=== EXERCISE INPUT ===
━━━━

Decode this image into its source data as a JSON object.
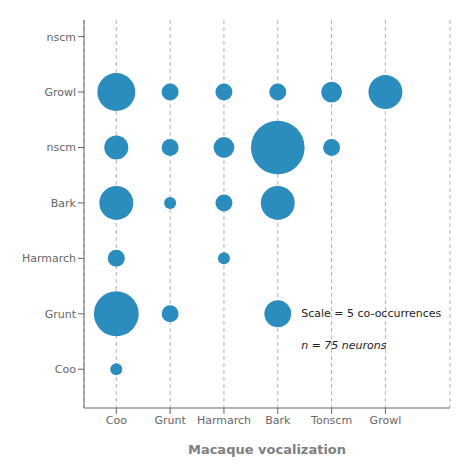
{
  "chart_data": {
    "type": "bubble",
    "xlabel": "Macaque vocalization",
    "xlim": [
      -0.6,
      6.2
    ],
    "xticks": [
      {
        "value": 0,
        "label": "Coo"
      },
      {
        "value": 1,
        "label": "Grunt"
      },
      {
        "value": 2,
        "label": "Harmarch"
      },
      {
        "value": 3,
        "label": "Bark"
      },
      {
        "value": 4,
        "label": "Tonscm"
      },
      {
        "value": 5,
        "label": "Growl"
      }
    ],
    "ylim": [
      0.3,
      7.3
    ],
    "yticks": [
      {
        "value": 1,
        "label": "Coo"
      },
      {
        "value": 2,
        "label": "Grunt"
      },
      {
        "value": 3,
        "label": "Harmarch"
      },
      {
        "value": 4,
        "label": "Bark"
      },
      {
        "value": 5,
        "label": "nscm"
      },
      {
        "value": 6,
        "label": "Growl"
      },
      {
        "value": 7,
        "label": "nscm"
      }
    ],
    "points": [
      {
        "x": 0,
        "y": 6,
        "size": 10
      },
      {
        "x": 0,
        "y": 5,
        "size": 4
      },
      {
        "x": 0,
        "y": 4,
        "size": 8
      },
      {
        "x": 0,
        "y": 3,
        "size": 2
      },
      {
        "x": 0,
        "y": 2,
        "size": 14
      },
      {
        "x": 0,
        "y": 1,
        "size": 1
      },
      {
        "x": 1,
        "y": 6,
        "size": 2
      },
      {
        "x": 1,
        "y": 5,
        "size": 2
      },
      {
        "x": 1,
        "y": 4,
        "size": 1
      },
      {
        "x": 1,
        "y": 2,
        "size": 2
      },
      {
        "x": 2,
        "y": 6,
        "size": 2
      },
      {
        "x": 2,
        "y": 5,
        "size": 3
      },
      {
        "x": 2,
        "y": 4,
        "size": 2
      },
      {
        "x": 2,
        "y": 3,
        "size": 1
      },
      {
        "x": 3,
        "y": 6,
        "size": 2
      },
      {
        "x": 3,
        "y": 5,
        "size": 20
      },
      {
        "x": 3,
        "y": 4,
        "size": 8
      },
      {
        "x": 4,
        "y": 6,
        "size": 3
      },
      {
        "x": 4,
        "y": 5,
        "size": 2
      },
      {
        "x": 5,
        "y": 6,
        "size": 8
      }
    ],
    "color": "#2b8cbe",
    "scale_size": 5,
    "annotations": [
      "Scale = 5 co-occurrences",
      "n = 75 neurons"
    ],
    "grid": "x"
  }
}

━━━━

=== WHAT THE TASK REQUIRES ===
Transcribe the material exactly, and leave out whatever pictures it holds.

=== TASK RESPONSE ===
Decode this image into its source data as a JSON object.
{
  "chart_data": {
    "type": "bubble",
    "xlabel": "Macaque vocalization",
    "xlim": [
      -0.6,
      6.2
    ],
    "xticks": [
      {
        "value": 0,
        "label": "Coo"
      },
      {
        "value": 1,
        "label": "Grunt"
      },
      {
        "value": 2,
        "label": "Harmarch"
      },
      {
        "value": 3,
        "label": "Bark"
      },
      {
        "value": 4,
        "label": "Tonscm"
      },
      {
        "value": 5,
        "label": "Growl"
      }
    ],
    "ylim": [
      0.3,
      7.3
    ],
    "yticks": [
      {
        "value": 1,
        "label": "Coo"
      },
      {
        "value": 2,
        "label": "Grunt"
      },
      {
        "value": 3,
        "label": "Harmarch"
      },
      {
        "value": 4,
        "label": "Bark"
      },
      {
        "value": 5,
        "label": "nscm"
      },
      {
        "value": 6,
        "label": "Growl"
      },
      {
        "value": 7,
        "label": "nscm"
      }
    ],
    "points": [
      {
        "x": 0,
        "y": 6,
        "size": 10
      },
      {
        "x": 0,
        "y": 5,
        "size": 4
      },
      {
        "x": 0,
        "y": 4,
        "size": 8
      },
      {
        "x": 0,
        "y": 3,
        "size": 2
      },
      {
        "x": 0,
        "y": 2,
        "size": 14
      },
      {
        "x": 0,
        "y": 1,
        "size": 1
      },
      {
        "x": 1,
        "y": 6,
        "size": 2
      },
      {
        "x": 1,
        "y": 5,
        "size": 2
      },
      {
        "x": 1,
        "y": 4,
        "size": 1
      },
      {
        "x": 1,
        "y": 2,
        "size": 2
      },
      {
        "x": 2,
        "y": 6,
        "size": 2
      },
      {
        "x": 2,
        "y": 5,
        "size": 3
      },
      {
        "x": 2,
        "y": 4,
        "size": 2
      },
      {
        "x": 2,
        "y": 3,
        "size": 1
      },
      {
        "x": 3,
        "y": 6,
        "size": 2
      },
      {
        "x": 3,
        "y": 5,
        "size": 20
      },
      {
        "x": 3,
        "y": 4,
        "size": 8
      },
      {
        "x": 4,
        "y": 6,
        "size": 3
      },
      {
        "x": 4,
        "y": 5,
        "size": 2
      },
      {
        "x": 5,
        "y": 6,
        "size": 8
      }
    ],
    "color": "#2b8cbe",
    "scale_size": 5,
    "annotations": [
      "Scale = 5 co-occurrences",
      "n = 75 neurons"
    ],
    "grid": "x"
  }
}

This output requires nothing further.